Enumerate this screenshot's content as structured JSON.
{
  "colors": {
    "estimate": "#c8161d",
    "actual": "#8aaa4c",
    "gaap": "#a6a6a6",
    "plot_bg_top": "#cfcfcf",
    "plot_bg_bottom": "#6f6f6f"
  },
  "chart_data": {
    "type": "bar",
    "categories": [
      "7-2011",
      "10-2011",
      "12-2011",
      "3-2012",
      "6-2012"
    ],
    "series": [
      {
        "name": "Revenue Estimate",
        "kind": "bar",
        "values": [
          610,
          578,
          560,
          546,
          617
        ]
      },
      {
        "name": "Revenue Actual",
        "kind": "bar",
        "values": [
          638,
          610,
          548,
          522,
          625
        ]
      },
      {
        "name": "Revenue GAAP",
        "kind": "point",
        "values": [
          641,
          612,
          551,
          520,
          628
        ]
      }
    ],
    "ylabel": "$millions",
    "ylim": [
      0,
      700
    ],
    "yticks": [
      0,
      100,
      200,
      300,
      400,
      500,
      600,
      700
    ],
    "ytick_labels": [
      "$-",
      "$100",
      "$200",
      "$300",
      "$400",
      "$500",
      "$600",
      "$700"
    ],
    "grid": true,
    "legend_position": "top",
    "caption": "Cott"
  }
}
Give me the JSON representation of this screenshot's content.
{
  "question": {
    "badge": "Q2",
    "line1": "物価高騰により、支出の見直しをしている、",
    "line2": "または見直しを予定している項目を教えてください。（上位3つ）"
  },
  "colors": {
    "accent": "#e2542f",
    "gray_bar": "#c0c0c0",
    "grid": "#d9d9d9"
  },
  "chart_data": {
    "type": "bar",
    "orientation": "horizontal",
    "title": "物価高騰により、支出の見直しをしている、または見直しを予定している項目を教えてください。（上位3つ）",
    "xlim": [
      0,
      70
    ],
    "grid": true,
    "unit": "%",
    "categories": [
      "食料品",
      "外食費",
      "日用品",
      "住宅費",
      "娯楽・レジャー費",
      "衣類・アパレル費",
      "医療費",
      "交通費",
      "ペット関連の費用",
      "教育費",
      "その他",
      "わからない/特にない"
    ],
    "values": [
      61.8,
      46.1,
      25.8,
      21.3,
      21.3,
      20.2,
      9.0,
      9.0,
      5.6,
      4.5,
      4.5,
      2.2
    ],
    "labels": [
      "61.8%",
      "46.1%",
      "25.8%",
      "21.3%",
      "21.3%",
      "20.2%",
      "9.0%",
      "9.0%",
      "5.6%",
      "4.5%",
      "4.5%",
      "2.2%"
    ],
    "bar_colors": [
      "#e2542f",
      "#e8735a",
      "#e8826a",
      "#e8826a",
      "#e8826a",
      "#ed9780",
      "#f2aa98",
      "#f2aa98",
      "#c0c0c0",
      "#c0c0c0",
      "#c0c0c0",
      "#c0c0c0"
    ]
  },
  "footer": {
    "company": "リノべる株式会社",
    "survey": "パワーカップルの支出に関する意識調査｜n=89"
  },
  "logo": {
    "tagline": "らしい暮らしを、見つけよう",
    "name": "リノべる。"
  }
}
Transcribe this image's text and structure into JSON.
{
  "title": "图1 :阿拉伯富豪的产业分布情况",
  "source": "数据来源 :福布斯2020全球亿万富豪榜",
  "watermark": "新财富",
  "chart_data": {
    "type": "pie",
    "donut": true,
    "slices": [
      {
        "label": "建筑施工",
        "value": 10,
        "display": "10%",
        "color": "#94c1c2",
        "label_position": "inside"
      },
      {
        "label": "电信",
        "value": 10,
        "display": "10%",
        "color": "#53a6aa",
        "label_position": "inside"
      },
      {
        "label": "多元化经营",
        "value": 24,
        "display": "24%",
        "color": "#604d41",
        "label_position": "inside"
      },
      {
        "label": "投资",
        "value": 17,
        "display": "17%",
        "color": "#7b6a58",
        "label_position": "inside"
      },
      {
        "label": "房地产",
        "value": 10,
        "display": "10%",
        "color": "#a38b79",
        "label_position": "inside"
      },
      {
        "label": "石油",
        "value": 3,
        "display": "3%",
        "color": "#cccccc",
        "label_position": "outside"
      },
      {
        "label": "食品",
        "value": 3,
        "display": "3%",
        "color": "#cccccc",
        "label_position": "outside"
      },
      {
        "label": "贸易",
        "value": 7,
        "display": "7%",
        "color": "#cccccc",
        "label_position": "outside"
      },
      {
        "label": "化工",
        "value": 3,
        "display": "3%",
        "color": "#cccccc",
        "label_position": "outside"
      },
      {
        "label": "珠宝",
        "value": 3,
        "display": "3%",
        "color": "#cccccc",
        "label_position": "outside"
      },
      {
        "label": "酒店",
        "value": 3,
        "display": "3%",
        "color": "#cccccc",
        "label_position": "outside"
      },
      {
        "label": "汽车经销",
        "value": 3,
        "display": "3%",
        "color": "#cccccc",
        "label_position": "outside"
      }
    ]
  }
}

▸ **What is needed**
Type out the whole listing above again, exactly as it stands.

▸ **Correct result**
Enumerate this screenshot's content as structured JSON.
{
  "colors": {
    "estimate": "#c8161d",
    "actual": "#8aaa4c",
    "gaap": "#a6a6a6",
    "plot_bg_top": "#cfcfcf",
    "plot_bg_bottom": "#6f6f6f"
  },
  "chart_data": {
    "type": "bar",
    "categories": [
      "7-2011",
      "10-2011",
      "12-2011",
      "3-2012",
      "6-2012"
    ],
    "series": [
      {
        "name": "Revenue Estimate",
        "kind": "bar",
        "values": [
          610,
          578,
          560,
          546,
          617
        ]
      },
      {
        "name": "Revenue Actual",
        "kind": "bar",
        "values": [
          638,
          610,
          548,
          522,
          625
        ]
      },
      {
        "name": "Revenue GAAP",
        "kind": "point",
        "values": [
          641,
          612,
          551,
          520,
          628
        ]
      }
    ],
    "ylabel": "$millions",
    "ylim": [
      0,
      700
    ],
    "yticks": [
      0,
      100,
      200,
      300,
      400,
      500,
      600,
      700
    ],
    "ytick_labels": [
      "$-",
      "$100",
      "$200",
      "$300",
      "$400",
      "$500",
      "$600",
      "$700"
    ],
    "grid": true,
    "legend_position": "top",
    "caption": "Cott"
  }
}
Give me the JSON representation of this screenshot's content.
{
  "question": {
    "badge": "Q2",
    "line1": "物価高騰により、支出の見直しをしている、",
    "line2": "または見直しを予定している項目を教えてください。（上位3つ）"
  },
  "colors": {
    "accent": "#e2542f",
    "gray_bar": "#c0c0c0",
    "grid": "#d9d9d9"
  },
  "chart_data": {
    "type": "bar",
    "orientation": "horizontal",
    "title": "物価高騰により、支出の見直しをしている、または見直しを予定している項目を教えてください。（上位3つ）",
    "xlim": [
      0,
      70
    ],
    "grid": true,
    "unit": "%",
    "categories": [
      "食料品",
      "外食費",
      "日用品",
      "住宅費",
      "娯楽・レジャー費",
      "衣類・アパレル費",
      "医療費",
      "交通費",
      "ペット関連の費用",
      "教育費",
      "その他",
      "わからない/特にない"
    ],
    "values": [
      61.8,
      46.1,
      25.8,
      21.3,
      21.3,
      20.2,
      9.0,
      9.0,
      5.6,
      4.5,
      4.5,
      2.2
    ],
    "labels": [
      "61.8%",
      "46.1%",
      "25.8%",
      "21.3%",
      "21.3%",
      "20.2%",
      "9.0%",
      "9.0%",
      "5.6%",
      "4.5%",
      "4.5%",
      "2.2%"
    ],
    "bar_colors": [
      "#e2542f",
      "#e8735a",
      "#e8826a",
      "#e8826a",
      "#e8826a",
      "#ed9780",
      "#f2aa98",
      "#f2aa98",
      "#c0c0c0",
      "#c0c0c0",
      "#c0c0c0",
      "#c0c0c0"
    ]
  },
  "footer": {
    "company": "リノべる株式会社",
    "survey": "パワーカップルの支出に関する意識調査｜n=89"
  },
  "logo": {
    "tagline": "らしい暮らしを、見つけよう",
    "name": "リノべる。"
  }
}
Transcribe this image's text and structure into JSON.
{
  "title": "图1 :阿拉伯富豪的产业分布情况",
  "source": "数据来源 :福布斯2020全球亿万富豪榜",
  "watermark": "新财富",
  "chart_data": {
    "type": "pie",
    "donut": true,
    "slices": [
      {
        "label": "建筑施工",
        "value": 10,
        "display": "10%",
        "color": "#94c1c2",
        "label_position": "inside"
      },
      {
        "label": "电信",
        "value": 10,
        "display": "10%",
        "color": "#53a6aa",
        "label_position": "inside"
      },
      {
        "label": "多元化经营",
        "value": 24,
        "display": "24%",
        "color": "#604d41",
        "label_position": "inside"
      },
      {
        "label": "投资",
        "value": 17,
        "display": "17%",
        "color": "#7b6a58",
        "label_position": "inside"
      },
      {
        "label": "房地产",
        "value": 10,
        "display": "10%",
        "color": "#a38b79",
        "label_position": "inside"
      },
      {
        "label": "石油",
        "value": 3,
        "display": "3%",
        "color": "#cccccc",
        "label_position": "outside"
      },
      {
        "label": "食品",
        "value": 3,
        "display": "3%",
        "color": "#cccccc",
        "label_position": "outside"
      },
      {
        "label": "贸易",
        "value": 7,
        "display": "7%",
        "color": "#cccccc",
        "label_position": "outside"
      },
      {
        "label": "化工",
        "value": 3,
        "display": "3%",
        "color": "#cccccc",
        "label_position": "outside"
      },
      {
        "label": "珠宝",
        "value": 3,
        "display": "3%",
        "color": "#cccccc",
        "label_position": "outside"
      },
      {
        "label": "酒店",
        "value": 3,
        "display": "3%",
        "color": "#cccccc",
        "label_position": "outside"
      },
      {
        "label": "汽车经销",
        "value": 3,
        "display": "3%",
        "color": "#cccccc",
        "label_position": "outside"
      }
    ]
  }
}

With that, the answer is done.